- [What needs to be done] Repeat the material below exactly, line for line.

------------------------------------------------------------------------

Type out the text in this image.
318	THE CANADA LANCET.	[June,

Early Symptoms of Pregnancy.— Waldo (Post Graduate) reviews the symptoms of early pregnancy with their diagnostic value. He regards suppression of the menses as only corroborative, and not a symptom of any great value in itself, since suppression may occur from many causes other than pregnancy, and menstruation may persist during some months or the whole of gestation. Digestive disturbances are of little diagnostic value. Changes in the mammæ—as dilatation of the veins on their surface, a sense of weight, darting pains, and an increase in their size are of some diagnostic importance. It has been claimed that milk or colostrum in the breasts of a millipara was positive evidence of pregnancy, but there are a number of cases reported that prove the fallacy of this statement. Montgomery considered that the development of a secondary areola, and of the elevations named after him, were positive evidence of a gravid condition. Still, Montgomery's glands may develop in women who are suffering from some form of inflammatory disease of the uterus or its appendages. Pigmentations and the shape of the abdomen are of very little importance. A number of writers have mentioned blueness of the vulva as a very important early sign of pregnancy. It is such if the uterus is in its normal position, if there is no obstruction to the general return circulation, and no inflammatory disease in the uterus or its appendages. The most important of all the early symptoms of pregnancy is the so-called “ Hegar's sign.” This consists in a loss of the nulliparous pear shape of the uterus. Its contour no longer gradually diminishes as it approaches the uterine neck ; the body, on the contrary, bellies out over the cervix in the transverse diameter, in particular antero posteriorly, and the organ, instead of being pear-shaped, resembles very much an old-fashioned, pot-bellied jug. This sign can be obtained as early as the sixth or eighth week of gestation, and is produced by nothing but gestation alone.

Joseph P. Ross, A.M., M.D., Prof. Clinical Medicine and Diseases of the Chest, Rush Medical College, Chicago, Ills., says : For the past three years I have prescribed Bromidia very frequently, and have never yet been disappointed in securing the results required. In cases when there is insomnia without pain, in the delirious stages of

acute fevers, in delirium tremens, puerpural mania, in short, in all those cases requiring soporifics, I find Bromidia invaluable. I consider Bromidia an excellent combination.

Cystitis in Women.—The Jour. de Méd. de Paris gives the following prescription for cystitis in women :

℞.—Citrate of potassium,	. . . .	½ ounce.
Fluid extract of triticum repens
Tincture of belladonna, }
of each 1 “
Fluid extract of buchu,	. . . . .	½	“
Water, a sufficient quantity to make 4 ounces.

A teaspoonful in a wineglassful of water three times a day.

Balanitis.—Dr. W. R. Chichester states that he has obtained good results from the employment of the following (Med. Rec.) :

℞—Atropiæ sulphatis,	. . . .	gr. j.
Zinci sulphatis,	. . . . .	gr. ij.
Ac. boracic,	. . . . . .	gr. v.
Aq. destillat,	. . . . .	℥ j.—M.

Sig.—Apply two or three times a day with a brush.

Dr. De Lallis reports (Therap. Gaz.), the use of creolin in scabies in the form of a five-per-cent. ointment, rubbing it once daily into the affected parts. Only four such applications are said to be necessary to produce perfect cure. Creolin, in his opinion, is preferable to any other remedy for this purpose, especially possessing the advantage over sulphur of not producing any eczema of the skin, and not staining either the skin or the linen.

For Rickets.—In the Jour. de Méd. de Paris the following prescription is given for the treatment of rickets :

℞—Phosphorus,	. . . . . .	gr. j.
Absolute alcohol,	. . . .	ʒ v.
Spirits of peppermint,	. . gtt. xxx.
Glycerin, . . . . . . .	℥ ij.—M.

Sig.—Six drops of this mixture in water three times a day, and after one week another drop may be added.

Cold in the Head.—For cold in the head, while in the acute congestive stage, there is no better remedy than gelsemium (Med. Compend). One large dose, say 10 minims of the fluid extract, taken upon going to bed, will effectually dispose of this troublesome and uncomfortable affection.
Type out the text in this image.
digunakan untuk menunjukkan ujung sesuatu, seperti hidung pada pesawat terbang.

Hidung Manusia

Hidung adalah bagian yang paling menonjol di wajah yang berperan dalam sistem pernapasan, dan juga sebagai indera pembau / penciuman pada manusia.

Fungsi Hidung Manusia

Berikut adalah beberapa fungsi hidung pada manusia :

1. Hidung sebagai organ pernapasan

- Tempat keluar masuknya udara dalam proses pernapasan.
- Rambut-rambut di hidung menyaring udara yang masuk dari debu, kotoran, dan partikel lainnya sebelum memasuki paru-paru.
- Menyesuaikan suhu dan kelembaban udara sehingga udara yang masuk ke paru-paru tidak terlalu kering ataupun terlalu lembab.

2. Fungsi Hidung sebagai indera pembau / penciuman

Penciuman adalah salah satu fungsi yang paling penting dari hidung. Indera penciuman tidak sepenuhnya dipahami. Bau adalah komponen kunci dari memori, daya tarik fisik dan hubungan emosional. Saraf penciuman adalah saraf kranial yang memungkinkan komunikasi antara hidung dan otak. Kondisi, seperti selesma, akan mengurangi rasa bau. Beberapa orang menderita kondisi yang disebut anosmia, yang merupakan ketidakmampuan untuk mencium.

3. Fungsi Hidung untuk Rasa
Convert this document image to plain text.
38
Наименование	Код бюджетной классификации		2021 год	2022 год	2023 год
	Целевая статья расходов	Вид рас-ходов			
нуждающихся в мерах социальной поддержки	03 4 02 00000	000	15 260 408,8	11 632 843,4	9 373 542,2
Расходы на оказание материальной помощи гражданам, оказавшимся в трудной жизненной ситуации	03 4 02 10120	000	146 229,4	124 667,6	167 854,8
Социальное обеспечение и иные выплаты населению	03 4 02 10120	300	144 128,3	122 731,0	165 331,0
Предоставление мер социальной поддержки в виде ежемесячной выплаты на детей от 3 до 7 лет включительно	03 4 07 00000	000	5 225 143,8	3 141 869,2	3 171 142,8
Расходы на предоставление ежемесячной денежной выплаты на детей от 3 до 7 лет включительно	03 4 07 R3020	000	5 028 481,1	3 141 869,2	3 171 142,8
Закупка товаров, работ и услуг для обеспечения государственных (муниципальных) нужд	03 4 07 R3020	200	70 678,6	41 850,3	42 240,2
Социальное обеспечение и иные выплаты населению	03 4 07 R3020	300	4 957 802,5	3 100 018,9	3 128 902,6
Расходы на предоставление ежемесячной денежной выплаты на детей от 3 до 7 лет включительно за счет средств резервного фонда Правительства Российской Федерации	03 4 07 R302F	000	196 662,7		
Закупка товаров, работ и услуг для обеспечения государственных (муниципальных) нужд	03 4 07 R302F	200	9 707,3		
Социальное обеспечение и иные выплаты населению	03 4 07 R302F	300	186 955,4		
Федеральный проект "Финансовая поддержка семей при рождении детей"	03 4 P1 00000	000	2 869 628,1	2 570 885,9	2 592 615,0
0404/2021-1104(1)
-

------------------------------------------------------------------------

- [Reply]
Type out the text in this image.
318	THE CANADA LANCET.	[June,

Early Symptoms of Pregnancy.— Waldo (Post Graduate) reviews the symptoms of early pregnancy with their diagnostic value. He regards suppression of the menses as only corroborative, and not a symptom of any great value in itself, since suppression may occur from many causes other than pregnancy, and menstruation may persist during some months or the whole of gestation. Digestive disturbances are of little diagnostic value. Changes in the mammæ—as dilatation of the veins on their surface, a sense of weight, darting pains, and an increase in their size are of some diagnostic importance. It has been claimed that milk or colostrum in the breasts of a millipara was positive evidence of pregnancy, but there are a number of cases reported that prove the fallacy of this statement. Montgomery considered that the development of a secondary areola, and of the elevations named after him, were positive evidence of a gravid condition. Still, Montgomery's glands may develop in women who are suffering from some form of inflammatory disease of the uterus or its appendages. Pigmentations and the shape of the abdomen are of very little importance. A number of writers have mentioned blueness of the vulva as a very important early sign of pregnancy. It is such if the uterus is in its normal position, if there is no obstruction to the general return circulation, and no inflammatory disease in the uterus or its appendages. The most important of all the early symptoms of pregnancy is the so-called “ Hegar's sign.” This consists in a loss of the nulliparous pear shape of the uterus. Its contour no longer gradually diminishes as it approaches the uterine neck ; the body, on the contrary, bellies out over the cervix in the transverse diameter, in particular antero posteriorly, and the organ, instead of being pear-shaped, resembles very much an old-fashioned, pot-bellied jug. This sign can be obtained as early as the sixth or eighth week of gestation, and is produced by nothing but gestation alone.

Joseph P. Ross, A.M., M.D., Prof. Clinical Medicine and Diseases of the Chest, Rush Medical College, Chicago, Ills., says : For the past three years I have prescribed Bromidia very frequently, and have never yet been disappointed in securing the results required. In cases when there is insomnia without pain, in the delirious stages of

acute fevers, in delirium tremens, puerpural mania, in short, in all those cases requiring soporifics, I find Bromidia invaluable. I consider Bromidia an excellent combination.

Cystitis in Women.—The Jour. de Méd. de Paris gives the following prescription for cystitis in women :

℞.—Citrate of potassium,	. . . .	½ ounce.
Fluid extract of triticum repens
Tincture of belladonna, }
of each 1 “
Fluid extract of buchu,	. . . . .	½	“
Water, a sufficient quantity to make 4 ounces.

A teaspoonful in a wineglassful of water three times a day.

Balanitis.—Dr. W. R. Chichester states that he has obtained good results from the employment of the following (Med. Rec.) :

℞—Atropiæ sulphatis,	. . . .	gr. j.
Zinci sulphatis,	. . . . .	gr. ij.
Ac. boracic,	. . . . . .	gr. v.
Aq. destillat,	. . . . .	℥ j.—M.

Sig.—Apply two or three times a day with a brush.

Dr. De Lallis reports (Therap. Gaz.), the use of creolin in scabies in the form of a five-per-cent. ointment, rubbing it once daily into the affected parts. Only four such applications are said to be necessary to produce perfect cure. Creolin, in his opinion, is preferable to any other remedy for this purpose, especially possessing the advantage over sulphur of not producing any eczema of the skin, and not staining either the skin or the linen.

For Rickets.—In the Jour. de Méd. de Paris the following prescription is given for the treatment of rickets :

℞—Phosphorus,	. . . . . .	gr. j.
Absolute alcohol,	. . . .	ʒ v.
Spirits of peppermint,	. . gtt. xxx.
Glycerin, . . . . . . .	℥ ij.—M.

Sig.—Six drops of this mixture in water three times a day, and after one week another drop may be added.

Cold in the Head.—For cold in the head, while in the acute congestive stage, there is no better remedy than gelsemium (Med. Compend). One large dose, say 10 minims of the fluid extract, taken upon going to bed, will effectually dispose of this troublesome and uncomfortable affection.
Type out the text in this image.
digunakan untuk menunjukkan ujung sesuatu, seperti hidung pada pesawat terbang.

Hidung Manusia

Hidung adalah bagian yang paling menonjol di wajah yang berperan dalam sistem pernapasan, dan juga sebagai indera pembau / penciuman pada manusia.

Fungsi Hidung Manusia

Berikut adalah beberapa fungsi hidung pada manusia :

1. Hidung sebagai organ pernapasan

- Tempat keluar masuknya udara dalam proses pernapasan.
- Rambut-rambut di hidung menyaring udara yang masuk dari debu, kotoran, dan partikel lainnya sebelum memasuki paru-paru.
- Menyesuaikan suhu dan kelembaban udara sehingga udara yang masuk ke paru-paru tidak terlalu kering ataupun terlalu lembab.

2. Fungsi Hidung sebagai indera pembau / penciuman

Penciuman adalah salah satu fungsi yang paling penting dari hidung. Indera penciuman tidak sepenuhnya dipahami. Bau adalah komponen kunci dari memori, daya tarik fisik dan hubungan emosional. Saraf penciuman adalah saraf kranial yang memungkinkan komunikasi antara hidung dan otak. Kondisi, seperti selesma, akan mengurangi rasa bau. Beberapa orang menderita kondisi yang disebut anosmia, yang merupakan ketidakmampuan untuk mencium.

3. Fungsi Hidung untuk Rasa
Convert this document image to plain text.
38
Наименование	Код бюджетной классификации		2021 год	2022 год	2023 год
	Целевая статья расходов	Вид рас-ходов			
нуждающихся в мерах социальной поддержки	03 4 02 00000	000	15 260 408,8	11 632 843,4	9 373 542,2
Расходы на оказание материальной помощи гражданам, оказавшимся в трудной жизненной ситуации	03 4 02 10120	000	146 229,4	124 667,6	167 854,8
Социальное обеспечение и иные выплаты населению	03 4 02 10120	300	144 128,3	122 731,0	165 331,0
Предоставление мер социальной поддержки в виде ежемесячной выплаты на детей от 3 до 7 лет включительно	03 4 07 00000	000	5 225 143,8	3 141 869,2	3 171 142,8
Расходы на предоставление ежемесячной денежной выплаты на детей от 3 до 7 лет включительно	03 4 07 R3020	000	5 028 481,1	3 141 869,2	3 171 142,8
Закупка товаров, работ и услуг для обеспечения государственных (муниципальных) нужд	03 4 07 R3020	200	70 678,6	41 850,3	42 240,2
Социальное обеспечение и иные выплаты населению	03 4 07 R3020	300	4 957 802,5	3 100 018,9	3 128 902,6
Расходы на предоставление ежемесячной денежной выплаты на детей от 3 до 7 лет включительно за счет средств резервного фонда Правительства Российской Федерации	03 4 07 R302F	000	196 662,7		
Закупка товаров, работ и услуг для обеспечения государственных (муниципальных) нужд	03 4 07 R302F	200	9 707,3		
Социальное обеспечение и иные выплаты населению	03 4 07 R302F	300	186 955,4		
Федеральный проект "Финансовая поддержка семей при рождении детей"	03 4 P1 00000	000	2 869 628,1	2 570 885,9	2 592 615,0
0404/2021-1104(1)
-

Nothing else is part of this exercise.